> _Task_:
Below are some records; reproduce every one of them exactly.

> _Extracted information_:
+===+

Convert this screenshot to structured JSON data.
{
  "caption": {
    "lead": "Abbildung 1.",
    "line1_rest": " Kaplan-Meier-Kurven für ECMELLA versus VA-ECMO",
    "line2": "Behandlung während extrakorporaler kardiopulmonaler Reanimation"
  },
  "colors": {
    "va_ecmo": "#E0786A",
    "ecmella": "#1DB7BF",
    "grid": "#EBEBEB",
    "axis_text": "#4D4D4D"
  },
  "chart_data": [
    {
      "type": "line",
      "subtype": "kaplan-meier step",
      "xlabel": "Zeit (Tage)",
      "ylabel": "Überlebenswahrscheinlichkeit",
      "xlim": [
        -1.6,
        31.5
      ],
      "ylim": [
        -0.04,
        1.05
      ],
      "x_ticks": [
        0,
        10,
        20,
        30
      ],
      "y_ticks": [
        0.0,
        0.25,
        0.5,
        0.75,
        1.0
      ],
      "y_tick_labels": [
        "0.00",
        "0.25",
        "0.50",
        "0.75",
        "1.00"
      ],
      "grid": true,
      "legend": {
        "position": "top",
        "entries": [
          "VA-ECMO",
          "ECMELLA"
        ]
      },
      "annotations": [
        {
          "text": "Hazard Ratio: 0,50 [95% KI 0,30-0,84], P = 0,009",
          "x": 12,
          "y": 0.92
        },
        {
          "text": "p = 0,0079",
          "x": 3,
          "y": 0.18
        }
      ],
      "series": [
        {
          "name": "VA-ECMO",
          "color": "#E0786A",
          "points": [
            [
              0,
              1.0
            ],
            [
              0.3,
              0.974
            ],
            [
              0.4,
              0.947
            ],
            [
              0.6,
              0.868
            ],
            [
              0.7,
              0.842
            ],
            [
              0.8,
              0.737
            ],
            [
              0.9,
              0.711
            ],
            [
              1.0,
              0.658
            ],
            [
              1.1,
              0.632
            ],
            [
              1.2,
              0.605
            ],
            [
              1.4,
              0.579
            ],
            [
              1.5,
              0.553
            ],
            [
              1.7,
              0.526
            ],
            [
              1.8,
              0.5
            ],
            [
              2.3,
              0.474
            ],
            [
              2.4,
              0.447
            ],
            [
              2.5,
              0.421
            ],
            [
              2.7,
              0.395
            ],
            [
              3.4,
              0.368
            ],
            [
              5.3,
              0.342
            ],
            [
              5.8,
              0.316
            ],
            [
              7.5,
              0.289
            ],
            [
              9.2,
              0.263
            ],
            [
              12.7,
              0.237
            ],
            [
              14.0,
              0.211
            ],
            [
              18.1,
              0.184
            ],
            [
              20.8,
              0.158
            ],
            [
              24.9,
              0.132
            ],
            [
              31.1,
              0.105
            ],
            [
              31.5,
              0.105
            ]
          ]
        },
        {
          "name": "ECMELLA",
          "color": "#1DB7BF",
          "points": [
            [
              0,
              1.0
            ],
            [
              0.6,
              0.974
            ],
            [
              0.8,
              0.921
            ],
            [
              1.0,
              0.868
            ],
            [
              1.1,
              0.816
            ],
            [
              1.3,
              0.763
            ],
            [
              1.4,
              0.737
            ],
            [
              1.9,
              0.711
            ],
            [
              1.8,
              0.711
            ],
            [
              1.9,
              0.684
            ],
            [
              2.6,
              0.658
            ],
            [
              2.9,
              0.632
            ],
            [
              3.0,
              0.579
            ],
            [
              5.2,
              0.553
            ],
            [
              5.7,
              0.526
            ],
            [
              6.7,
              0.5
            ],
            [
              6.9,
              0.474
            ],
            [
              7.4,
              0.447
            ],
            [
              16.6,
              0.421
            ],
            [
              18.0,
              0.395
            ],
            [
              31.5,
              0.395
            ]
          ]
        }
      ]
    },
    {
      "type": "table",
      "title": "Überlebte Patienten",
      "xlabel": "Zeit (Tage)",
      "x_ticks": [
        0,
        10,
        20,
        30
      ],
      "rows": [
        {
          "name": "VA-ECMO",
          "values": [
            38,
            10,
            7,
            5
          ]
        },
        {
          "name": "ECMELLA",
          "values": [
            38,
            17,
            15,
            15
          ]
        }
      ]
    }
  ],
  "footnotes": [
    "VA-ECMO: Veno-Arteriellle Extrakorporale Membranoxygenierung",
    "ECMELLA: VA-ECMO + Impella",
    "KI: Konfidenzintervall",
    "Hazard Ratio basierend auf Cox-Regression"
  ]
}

+===+

> _Reply to the task_:
Convert this screenshot to structured JSON data.
{
  "caption": {
    "lead": "Abbildung 1.",
    "line1_rest": " Kaplan-Meier-Kurven für ECMELLA versus VA-ECMO",
    "line2": "Behandlung während extrakorporaler kardiopulmonaler Reanimation"
  },
  "colors": {
    "va_ecmo": "#E0786A",
    "ecmella": "#1DB7BF",
    "grid": "#EBEBEB",
    "axis_text": "#4D4D4D"
  },
  "chart_data": [
    {
      "type": "line",
      "subtype": "kaplan-meier step",
      "xlabel": "Zeit (Tage)",
      "ylabel": "Überlebenswahrscheinlichkeit",
      "xlim": [
        -1.6,
        31.5
      ],
      "ylim": [
        -0.04,
        1.05
      ],
      "x_ticks": [
        0,
        10,
        20,
        30
      ],
      "y_ticks": [
        0.0,
        0.25,
        0.5,
        0.75,
        1.0
      ],
      "y_tick_labels": [
        "0.00",
        "0.25",
        "0.50",
        "0.75",
        "1.00"
      ],
      "grid": true,
      "legend": {
        "position": "top",
        "entries": [
          "VA-ECMO",
          "ECMELLA"
        ]
      },
      "annotations": [
        {
          "text": "Hazard Ratio: 0,50 [95% KI 0,30-0,84], P = 0,009",
          "x": 12,
          "y": 0.92
        },
        {
          "text": "p = 0,0079",
          "x": 3,
          "y": 0.18
        }
      ],
      "series": [
        {
          "name": "VA-ECMO",
          "color": "#E0786A",
          "points": [
            [
              0,
              1.0
            ],
            [
              0.3,
              0.974
            ],
            [
              0.4,
              0.947
            ],
            [
              0.6,
              0.868
            ],
            [
              0.7,
              0.842
            ],
            [
              0.8,
              0.737
            ],
            [
              0.9,
              0.711
            ],
            [
              1.0,
              0.658
            ],
            [
              1.1,
              0.632
            ],
            [
              1.2,
              0.605
            ],
            [
              1.4,
              0.579
            ],
            [
              1.5,
              0.553
            ],
            [
              1.7,
              0.526
            ],
            [
              1.8,
              0.5
            ],
            [
              2.3,
              0.474
            ],
            [
              2.4,
              0.447
            ],
            [
              2.5,
              0.421
            ],
            [
              2.7,
              0.395
            ],
            [
              3.4,
              0.368
            ],
            [
              5.3,
              0.342
            ],
            [
              5.8,
              0.316
            ],
            [
              7.5,
              0.289
            ],
            [
              9.2,
              0.263
            ],
            [
              12.7,
              0.237
            ],
            [
              14.0,
              0.211
            ],
            [
              18.1,
              0.184
            ],
            [
              20.8,
              0.158
            ],
            [
              24.9,
              0.132
            ],
            [
              31.1,
              0.105
            ],
            [
              31.5,
              0.105
            ]
          ]
        },
        {
          "name": "ECMELLA",
          "color": "#1DB7BF",
          "points": [
            [
              0,
              1.0
            ],
            [
              0.6,
              0.974
            ],
            [
              0.8,
              0.921
            ],
            [
              1.0,
              0.868
            ],
            [
              1.1,
              0.816
            ],
            [
              1.3,
              0.763
            ],
            [
              1.4,
              0.737
            ],
            [
              1.9,
              0.711
            ],
            [
              1.8,
              0.711
            ],
            [
              1.9,
              0.684
            ],
            [
              2.6,
              0.658
            ],
            [
              2.9,
              0.632
            ],
            [
              3.0,
              0.579
            ],
            [
              5.2,
              0.553
            ],
            [
              5.7,
              0.526
            ],
            [
              6.7,
              0.5
            ],
            [
              6.9,
              0.474
            ],
            [
              7.4,
              0.447
            ],
            [
              16.6,
              0.421
            ],
            [
              18.0,
              0.395
            ],
            [
              31.5,
              0.395
            ]
          ]
        }
      ]
    },
    {
      "type": "table",
      "title": "Überlebte Patienten",
      "xlabel": "Zeit (Tage)",
      "x_ticks": [
        0,
        10,
        20,
        30
      ],
      "rows": [
        {
          "name": "VA-ECMO",
          "values": [
            38,
            10,
            7,
            5
          ]
        },
        {
          "name": "ECMELLA",
          "values": [
            38,
            17,
            15,
            15
          ]
        }
      ]
    }
  ],
  "footnotes": [
    "VA-ECMO: Veno-Arteriellle Extrakorporale Membranoxygenierung",
    "ECMELLA: VA-ECMO + Impella",
    "KI: Konfidenzintervall",
    "Hazard Ratio basierend auf Cox-Regression"
  ]
}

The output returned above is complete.